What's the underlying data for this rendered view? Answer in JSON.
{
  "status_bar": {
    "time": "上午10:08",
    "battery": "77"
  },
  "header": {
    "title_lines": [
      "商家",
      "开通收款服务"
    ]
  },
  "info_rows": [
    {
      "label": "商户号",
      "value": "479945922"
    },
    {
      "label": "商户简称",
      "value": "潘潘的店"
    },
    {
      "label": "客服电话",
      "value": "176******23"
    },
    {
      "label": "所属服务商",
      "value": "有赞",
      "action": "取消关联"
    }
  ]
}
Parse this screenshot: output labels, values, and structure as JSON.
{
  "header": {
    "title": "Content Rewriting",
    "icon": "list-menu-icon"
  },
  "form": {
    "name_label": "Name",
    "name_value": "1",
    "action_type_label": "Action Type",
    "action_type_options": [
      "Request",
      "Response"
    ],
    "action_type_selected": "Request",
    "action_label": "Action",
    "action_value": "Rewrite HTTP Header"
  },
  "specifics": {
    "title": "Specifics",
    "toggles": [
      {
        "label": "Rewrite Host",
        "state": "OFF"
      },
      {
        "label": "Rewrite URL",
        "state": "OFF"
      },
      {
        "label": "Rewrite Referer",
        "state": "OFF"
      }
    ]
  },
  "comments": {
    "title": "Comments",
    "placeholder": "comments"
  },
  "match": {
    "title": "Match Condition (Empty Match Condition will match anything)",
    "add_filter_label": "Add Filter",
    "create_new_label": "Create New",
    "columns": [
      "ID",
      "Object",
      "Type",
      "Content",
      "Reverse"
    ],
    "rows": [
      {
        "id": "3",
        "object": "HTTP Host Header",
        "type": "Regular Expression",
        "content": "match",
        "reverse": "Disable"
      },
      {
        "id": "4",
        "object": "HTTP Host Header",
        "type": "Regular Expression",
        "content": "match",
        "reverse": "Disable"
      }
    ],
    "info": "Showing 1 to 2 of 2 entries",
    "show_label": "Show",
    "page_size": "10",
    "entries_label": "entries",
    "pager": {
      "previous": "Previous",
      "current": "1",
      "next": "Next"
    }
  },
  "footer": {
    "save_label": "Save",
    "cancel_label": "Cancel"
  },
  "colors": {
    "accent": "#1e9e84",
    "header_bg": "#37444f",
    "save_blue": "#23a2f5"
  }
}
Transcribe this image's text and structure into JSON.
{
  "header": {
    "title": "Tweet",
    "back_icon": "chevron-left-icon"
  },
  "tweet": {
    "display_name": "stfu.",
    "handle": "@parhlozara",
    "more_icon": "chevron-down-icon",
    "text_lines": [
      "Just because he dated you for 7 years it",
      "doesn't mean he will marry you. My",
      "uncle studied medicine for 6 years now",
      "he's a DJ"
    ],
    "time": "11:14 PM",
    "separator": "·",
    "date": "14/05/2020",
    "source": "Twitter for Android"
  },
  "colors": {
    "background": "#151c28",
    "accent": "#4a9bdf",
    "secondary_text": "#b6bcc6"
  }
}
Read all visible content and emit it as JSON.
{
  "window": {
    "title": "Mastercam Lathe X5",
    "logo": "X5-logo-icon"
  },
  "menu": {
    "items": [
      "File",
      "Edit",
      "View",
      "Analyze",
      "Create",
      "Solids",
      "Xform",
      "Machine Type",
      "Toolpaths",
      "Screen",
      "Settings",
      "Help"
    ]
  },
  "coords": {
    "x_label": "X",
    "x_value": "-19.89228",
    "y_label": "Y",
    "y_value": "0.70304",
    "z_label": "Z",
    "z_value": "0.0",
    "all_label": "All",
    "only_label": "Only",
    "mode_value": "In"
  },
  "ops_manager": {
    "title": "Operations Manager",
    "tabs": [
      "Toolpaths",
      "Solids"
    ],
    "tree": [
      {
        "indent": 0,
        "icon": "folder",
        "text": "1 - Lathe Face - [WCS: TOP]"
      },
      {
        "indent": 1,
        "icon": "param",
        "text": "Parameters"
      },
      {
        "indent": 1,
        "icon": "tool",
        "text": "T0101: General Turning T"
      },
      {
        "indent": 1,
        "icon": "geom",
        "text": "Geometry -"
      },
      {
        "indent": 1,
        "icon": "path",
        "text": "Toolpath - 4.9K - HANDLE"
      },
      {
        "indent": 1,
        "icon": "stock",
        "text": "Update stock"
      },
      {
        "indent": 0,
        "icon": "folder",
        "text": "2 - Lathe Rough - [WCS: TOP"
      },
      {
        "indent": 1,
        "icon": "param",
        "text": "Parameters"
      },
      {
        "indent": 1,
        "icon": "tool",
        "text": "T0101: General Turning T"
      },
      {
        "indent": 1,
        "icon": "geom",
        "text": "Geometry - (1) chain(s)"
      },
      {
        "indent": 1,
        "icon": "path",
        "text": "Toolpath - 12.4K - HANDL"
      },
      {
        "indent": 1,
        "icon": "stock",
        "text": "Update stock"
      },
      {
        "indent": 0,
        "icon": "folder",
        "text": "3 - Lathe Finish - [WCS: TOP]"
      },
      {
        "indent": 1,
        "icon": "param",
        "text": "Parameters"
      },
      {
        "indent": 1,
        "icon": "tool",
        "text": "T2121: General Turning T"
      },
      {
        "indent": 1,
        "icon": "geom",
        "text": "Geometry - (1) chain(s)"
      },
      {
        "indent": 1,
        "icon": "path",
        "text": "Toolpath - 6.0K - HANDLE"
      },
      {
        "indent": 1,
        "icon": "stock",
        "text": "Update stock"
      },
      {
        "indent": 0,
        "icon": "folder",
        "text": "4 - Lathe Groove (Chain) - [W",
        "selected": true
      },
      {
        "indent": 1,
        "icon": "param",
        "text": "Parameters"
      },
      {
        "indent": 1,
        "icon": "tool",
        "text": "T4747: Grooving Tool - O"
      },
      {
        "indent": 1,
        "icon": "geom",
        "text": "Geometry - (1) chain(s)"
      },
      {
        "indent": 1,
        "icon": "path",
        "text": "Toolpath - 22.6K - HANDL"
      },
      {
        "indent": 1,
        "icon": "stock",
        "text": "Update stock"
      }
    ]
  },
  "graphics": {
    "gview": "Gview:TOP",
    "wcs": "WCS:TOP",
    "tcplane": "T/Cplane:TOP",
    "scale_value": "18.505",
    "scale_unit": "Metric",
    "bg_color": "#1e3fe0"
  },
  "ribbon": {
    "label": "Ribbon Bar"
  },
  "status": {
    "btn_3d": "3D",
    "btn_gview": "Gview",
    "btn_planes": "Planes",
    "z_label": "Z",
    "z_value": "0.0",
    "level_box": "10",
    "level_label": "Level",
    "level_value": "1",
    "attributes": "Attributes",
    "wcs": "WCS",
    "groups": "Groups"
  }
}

##############################

Problem description.
Say how many lines above contain the string "chevron". Answer with the number only.

Output below.
2